• [Supplied information]:
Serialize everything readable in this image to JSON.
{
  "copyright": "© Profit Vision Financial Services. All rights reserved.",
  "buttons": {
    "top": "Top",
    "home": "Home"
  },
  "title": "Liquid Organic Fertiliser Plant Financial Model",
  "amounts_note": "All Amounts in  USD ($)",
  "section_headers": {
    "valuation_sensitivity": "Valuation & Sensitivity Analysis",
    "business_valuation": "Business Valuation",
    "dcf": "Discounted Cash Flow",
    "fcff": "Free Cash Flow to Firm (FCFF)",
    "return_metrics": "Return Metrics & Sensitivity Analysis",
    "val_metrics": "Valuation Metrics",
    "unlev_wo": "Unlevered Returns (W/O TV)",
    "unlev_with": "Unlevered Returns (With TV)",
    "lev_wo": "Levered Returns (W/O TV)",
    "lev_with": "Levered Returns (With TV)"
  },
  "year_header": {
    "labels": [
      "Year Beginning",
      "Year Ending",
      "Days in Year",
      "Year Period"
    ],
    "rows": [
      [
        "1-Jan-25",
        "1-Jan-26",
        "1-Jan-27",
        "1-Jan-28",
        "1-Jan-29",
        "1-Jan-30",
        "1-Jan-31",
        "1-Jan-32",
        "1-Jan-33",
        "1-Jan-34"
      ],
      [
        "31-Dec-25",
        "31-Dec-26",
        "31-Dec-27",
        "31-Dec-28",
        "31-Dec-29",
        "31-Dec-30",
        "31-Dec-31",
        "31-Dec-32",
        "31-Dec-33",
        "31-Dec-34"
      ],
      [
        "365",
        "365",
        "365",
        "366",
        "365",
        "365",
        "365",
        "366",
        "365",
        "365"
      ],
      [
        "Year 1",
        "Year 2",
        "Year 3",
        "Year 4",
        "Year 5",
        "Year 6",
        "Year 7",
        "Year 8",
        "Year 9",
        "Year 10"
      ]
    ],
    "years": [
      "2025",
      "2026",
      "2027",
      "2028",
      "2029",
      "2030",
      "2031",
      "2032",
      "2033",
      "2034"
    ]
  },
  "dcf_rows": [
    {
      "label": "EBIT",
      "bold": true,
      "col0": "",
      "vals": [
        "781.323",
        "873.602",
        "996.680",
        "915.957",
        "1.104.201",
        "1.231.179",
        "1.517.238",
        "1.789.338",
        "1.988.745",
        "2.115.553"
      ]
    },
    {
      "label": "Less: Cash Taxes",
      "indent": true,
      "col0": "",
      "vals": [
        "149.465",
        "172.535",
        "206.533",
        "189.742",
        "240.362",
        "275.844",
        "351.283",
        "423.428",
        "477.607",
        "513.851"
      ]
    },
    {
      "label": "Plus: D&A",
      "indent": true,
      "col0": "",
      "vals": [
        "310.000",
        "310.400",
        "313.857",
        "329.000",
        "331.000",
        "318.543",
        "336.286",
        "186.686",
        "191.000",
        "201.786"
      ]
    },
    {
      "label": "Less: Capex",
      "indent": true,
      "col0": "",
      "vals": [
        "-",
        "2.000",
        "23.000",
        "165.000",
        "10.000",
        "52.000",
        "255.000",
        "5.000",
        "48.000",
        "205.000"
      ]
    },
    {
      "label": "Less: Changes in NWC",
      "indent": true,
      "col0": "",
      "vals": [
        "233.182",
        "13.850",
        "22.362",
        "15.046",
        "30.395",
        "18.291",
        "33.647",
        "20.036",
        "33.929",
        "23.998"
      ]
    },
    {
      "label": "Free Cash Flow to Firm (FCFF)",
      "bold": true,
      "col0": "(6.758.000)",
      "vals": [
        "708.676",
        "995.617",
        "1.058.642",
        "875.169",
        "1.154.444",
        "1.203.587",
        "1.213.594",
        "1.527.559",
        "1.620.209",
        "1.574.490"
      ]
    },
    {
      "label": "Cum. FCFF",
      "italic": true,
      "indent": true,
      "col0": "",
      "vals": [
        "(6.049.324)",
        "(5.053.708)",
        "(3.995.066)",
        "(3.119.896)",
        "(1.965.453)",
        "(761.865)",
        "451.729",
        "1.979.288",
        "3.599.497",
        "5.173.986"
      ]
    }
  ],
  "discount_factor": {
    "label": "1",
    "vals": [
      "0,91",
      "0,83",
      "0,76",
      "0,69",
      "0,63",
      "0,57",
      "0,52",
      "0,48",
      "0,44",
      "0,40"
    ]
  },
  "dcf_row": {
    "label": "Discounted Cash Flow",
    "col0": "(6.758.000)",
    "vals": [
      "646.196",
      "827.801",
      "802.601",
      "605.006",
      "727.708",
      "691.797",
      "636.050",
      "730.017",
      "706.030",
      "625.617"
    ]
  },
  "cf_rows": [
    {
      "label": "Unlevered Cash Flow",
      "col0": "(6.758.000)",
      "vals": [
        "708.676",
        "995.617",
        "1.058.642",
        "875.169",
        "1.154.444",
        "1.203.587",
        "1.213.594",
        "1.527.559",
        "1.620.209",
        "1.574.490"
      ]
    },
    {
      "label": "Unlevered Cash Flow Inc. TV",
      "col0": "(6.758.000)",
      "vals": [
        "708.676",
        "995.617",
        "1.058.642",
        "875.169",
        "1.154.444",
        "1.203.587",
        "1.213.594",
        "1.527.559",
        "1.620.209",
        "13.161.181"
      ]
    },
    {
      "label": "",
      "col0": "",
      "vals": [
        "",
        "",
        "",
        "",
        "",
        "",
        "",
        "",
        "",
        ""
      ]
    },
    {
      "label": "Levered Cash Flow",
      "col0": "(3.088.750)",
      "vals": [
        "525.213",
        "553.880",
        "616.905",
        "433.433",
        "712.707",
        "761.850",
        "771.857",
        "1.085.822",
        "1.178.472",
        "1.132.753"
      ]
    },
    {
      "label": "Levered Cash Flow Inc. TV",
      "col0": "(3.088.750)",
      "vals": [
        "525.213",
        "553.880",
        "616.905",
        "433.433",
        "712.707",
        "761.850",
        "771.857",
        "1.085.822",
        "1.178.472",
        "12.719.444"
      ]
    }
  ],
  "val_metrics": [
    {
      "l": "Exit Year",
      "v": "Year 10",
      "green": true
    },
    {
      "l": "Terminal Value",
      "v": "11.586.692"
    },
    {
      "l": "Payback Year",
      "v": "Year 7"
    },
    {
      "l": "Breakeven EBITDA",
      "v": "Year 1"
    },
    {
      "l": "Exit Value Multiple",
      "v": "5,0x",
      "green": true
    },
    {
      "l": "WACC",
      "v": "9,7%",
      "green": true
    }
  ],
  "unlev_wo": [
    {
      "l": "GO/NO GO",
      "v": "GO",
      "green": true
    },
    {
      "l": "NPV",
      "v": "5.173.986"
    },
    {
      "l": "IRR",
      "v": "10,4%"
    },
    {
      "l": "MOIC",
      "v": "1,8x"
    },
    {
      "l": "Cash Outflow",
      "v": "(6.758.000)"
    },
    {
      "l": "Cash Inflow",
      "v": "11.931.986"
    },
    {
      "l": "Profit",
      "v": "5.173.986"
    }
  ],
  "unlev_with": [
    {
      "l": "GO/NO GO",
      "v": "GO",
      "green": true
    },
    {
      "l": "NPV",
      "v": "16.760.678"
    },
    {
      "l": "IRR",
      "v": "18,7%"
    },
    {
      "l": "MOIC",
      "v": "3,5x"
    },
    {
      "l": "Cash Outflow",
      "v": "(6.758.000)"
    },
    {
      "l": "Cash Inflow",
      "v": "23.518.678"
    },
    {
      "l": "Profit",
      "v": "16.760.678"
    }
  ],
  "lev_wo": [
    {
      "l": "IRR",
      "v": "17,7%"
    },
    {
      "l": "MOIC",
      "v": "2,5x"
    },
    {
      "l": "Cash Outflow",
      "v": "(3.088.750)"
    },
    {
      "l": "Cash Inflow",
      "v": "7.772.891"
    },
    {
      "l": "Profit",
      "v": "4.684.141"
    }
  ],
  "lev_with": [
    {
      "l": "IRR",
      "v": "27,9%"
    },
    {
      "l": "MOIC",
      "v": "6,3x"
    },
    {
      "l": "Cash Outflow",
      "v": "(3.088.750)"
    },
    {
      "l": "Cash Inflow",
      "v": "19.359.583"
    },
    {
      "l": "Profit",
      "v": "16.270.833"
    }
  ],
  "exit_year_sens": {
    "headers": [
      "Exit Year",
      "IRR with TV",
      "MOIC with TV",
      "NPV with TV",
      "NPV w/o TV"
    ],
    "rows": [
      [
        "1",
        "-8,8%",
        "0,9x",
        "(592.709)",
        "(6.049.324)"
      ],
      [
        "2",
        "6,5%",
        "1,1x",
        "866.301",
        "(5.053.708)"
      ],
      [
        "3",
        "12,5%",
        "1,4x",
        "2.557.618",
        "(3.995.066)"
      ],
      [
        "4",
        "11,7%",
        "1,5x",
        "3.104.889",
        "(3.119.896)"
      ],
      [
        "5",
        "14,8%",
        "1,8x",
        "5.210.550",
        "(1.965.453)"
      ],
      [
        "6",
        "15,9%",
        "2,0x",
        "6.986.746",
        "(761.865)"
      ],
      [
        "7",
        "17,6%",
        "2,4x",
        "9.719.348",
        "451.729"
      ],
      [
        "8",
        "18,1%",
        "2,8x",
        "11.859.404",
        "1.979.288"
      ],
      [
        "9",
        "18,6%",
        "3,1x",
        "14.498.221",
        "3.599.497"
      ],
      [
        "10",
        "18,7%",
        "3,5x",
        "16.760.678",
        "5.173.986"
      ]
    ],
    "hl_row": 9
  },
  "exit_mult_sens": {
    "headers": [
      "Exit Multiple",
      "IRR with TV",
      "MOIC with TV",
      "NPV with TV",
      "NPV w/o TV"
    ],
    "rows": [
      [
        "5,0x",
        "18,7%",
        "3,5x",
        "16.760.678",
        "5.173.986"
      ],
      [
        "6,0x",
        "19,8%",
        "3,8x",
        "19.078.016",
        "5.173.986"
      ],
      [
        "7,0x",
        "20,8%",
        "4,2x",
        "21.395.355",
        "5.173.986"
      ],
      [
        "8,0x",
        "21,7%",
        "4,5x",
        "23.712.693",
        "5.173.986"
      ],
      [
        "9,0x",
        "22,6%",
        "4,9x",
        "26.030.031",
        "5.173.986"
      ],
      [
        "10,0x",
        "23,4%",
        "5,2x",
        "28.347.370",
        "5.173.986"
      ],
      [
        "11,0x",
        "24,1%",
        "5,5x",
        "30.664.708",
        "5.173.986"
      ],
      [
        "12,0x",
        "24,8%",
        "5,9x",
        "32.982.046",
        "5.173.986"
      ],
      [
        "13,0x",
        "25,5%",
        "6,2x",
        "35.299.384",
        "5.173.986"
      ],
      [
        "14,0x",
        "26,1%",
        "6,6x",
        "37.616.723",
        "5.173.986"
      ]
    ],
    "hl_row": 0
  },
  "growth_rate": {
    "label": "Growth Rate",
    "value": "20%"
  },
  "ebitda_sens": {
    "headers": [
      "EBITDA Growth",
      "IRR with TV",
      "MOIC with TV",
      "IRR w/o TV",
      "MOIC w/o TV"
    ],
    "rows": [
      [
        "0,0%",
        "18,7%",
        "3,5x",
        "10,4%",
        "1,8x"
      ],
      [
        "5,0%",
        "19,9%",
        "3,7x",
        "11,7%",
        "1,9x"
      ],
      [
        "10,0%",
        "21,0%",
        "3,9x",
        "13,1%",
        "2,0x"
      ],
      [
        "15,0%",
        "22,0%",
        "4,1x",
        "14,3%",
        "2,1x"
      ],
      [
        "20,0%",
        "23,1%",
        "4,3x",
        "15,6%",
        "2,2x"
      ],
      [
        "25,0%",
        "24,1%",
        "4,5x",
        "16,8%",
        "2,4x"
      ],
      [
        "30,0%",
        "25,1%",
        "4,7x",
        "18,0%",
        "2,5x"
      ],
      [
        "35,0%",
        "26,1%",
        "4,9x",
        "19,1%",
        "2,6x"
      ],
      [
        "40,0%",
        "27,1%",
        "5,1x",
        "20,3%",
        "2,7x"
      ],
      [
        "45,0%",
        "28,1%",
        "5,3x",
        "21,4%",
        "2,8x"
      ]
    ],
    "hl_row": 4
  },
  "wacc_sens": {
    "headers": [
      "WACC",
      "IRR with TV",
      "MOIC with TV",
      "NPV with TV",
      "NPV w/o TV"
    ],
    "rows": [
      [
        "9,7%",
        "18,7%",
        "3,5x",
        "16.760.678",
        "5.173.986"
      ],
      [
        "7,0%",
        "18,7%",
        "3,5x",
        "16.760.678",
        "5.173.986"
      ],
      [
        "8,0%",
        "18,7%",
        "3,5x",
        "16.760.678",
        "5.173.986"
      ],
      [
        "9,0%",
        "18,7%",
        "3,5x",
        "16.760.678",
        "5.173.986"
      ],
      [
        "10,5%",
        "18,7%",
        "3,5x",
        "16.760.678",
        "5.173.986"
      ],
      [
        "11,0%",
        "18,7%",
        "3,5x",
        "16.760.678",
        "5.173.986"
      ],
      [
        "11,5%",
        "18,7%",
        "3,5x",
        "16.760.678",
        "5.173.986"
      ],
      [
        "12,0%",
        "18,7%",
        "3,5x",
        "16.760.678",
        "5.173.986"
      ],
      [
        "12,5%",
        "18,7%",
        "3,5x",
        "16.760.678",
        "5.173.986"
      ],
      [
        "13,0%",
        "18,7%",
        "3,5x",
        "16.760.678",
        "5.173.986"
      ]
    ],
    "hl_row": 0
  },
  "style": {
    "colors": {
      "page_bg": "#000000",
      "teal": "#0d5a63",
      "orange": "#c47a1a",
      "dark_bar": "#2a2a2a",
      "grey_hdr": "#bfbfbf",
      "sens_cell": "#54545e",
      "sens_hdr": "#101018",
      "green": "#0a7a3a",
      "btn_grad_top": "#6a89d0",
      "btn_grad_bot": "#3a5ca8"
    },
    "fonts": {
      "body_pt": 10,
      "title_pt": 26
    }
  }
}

...

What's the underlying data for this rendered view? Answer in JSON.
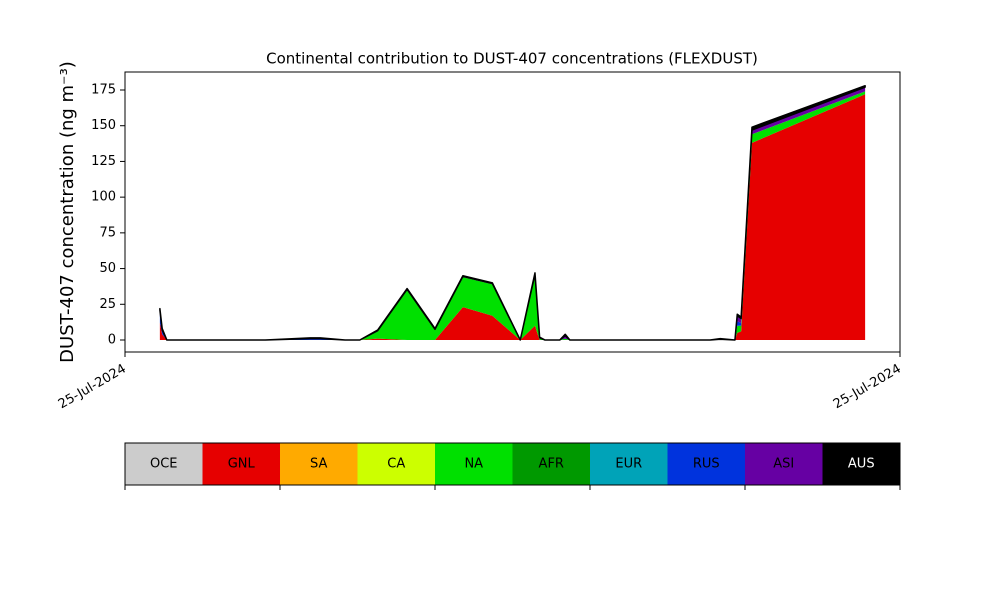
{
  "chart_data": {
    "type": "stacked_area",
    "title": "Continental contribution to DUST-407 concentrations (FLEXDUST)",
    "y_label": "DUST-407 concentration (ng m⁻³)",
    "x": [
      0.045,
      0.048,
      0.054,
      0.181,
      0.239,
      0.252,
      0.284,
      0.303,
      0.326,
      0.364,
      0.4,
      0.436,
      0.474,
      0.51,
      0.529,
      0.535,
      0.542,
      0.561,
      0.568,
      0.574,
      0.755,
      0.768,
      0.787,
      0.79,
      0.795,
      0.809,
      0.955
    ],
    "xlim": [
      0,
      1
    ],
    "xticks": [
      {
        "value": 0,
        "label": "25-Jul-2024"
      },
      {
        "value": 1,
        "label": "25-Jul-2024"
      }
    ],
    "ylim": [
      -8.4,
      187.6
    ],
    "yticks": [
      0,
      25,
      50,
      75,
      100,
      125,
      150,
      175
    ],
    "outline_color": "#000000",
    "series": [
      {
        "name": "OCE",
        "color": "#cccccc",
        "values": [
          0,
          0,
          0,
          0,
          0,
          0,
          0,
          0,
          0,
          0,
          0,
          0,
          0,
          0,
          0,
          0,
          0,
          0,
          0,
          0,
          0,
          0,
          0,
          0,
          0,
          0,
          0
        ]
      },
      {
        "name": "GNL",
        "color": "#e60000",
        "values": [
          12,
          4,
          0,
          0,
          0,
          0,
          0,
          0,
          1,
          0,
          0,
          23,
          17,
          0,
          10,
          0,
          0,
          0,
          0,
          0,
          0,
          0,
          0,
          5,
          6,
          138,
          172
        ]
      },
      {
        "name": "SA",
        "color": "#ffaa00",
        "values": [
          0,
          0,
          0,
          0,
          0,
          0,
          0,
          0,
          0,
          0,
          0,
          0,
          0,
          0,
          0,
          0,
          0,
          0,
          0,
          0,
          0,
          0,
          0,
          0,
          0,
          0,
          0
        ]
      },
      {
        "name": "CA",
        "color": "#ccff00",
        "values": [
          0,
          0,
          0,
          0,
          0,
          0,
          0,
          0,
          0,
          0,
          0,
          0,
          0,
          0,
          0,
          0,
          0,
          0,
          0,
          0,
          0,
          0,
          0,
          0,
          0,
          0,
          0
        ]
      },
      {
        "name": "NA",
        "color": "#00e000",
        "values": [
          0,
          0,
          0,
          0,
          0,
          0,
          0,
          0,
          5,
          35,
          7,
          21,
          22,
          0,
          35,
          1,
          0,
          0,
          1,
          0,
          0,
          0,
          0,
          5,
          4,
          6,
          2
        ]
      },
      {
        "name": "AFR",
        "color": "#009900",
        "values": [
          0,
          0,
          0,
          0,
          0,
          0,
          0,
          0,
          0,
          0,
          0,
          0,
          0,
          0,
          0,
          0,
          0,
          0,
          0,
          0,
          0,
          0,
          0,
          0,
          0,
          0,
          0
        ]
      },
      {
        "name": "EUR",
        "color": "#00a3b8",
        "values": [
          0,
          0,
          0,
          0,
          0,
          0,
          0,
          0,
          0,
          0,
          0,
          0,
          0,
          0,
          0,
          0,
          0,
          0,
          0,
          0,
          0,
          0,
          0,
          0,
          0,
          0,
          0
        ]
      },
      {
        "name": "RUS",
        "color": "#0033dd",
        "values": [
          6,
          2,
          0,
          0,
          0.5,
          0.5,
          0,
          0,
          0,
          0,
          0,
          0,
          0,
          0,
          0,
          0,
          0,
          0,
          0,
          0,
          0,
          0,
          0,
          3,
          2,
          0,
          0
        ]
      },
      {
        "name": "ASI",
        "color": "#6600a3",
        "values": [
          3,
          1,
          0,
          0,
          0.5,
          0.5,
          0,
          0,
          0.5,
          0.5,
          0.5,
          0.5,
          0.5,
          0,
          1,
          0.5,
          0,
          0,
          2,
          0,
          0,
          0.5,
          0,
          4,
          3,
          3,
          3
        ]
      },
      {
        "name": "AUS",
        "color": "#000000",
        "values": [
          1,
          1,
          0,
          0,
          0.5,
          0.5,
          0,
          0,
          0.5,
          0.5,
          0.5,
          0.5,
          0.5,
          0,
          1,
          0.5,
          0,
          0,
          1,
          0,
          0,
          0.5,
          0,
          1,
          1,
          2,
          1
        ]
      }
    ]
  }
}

...

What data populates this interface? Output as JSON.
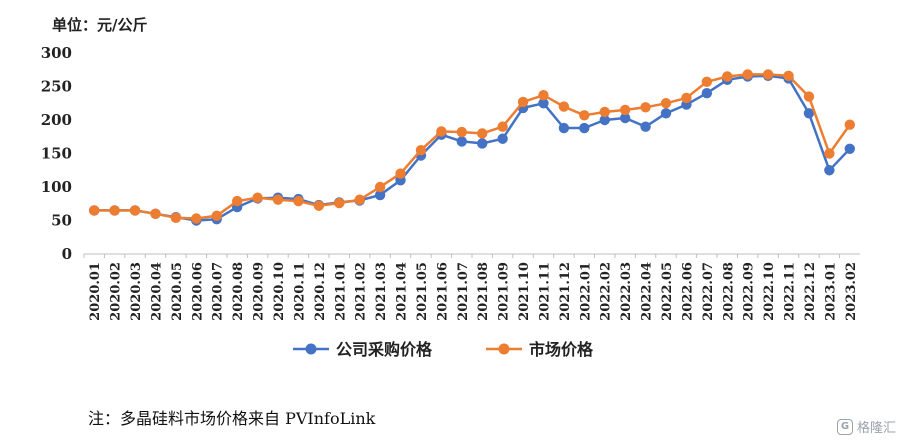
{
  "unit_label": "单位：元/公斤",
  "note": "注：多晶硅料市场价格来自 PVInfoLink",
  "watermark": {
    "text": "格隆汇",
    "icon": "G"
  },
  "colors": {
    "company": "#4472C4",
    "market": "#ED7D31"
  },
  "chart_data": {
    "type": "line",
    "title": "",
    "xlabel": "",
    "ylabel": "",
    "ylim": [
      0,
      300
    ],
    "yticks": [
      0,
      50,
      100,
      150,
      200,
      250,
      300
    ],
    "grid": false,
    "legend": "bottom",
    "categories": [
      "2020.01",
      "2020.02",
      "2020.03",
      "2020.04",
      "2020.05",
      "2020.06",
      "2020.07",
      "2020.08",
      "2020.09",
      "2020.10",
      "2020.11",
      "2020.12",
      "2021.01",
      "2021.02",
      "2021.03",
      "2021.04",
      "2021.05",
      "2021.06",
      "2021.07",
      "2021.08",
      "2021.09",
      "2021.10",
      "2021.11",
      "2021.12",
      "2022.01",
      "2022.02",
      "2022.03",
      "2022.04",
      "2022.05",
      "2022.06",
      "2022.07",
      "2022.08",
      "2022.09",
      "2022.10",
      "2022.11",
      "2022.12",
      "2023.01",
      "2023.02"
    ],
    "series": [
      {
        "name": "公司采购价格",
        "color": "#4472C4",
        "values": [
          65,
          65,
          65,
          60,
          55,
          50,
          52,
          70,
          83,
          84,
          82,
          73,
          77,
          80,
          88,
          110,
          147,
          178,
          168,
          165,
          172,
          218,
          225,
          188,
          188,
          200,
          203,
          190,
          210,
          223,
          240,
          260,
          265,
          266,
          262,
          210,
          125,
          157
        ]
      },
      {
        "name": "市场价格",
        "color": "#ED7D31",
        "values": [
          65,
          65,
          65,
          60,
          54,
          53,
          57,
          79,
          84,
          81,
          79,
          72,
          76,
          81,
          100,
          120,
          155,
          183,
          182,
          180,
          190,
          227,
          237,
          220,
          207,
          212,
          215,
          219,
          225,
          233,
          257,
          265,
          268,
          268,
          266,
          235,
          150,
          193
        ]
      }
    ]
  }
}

• [Written request]: From the records above, how many lines include the word "Less"? Only the number is wanted.

• [Task result]: 3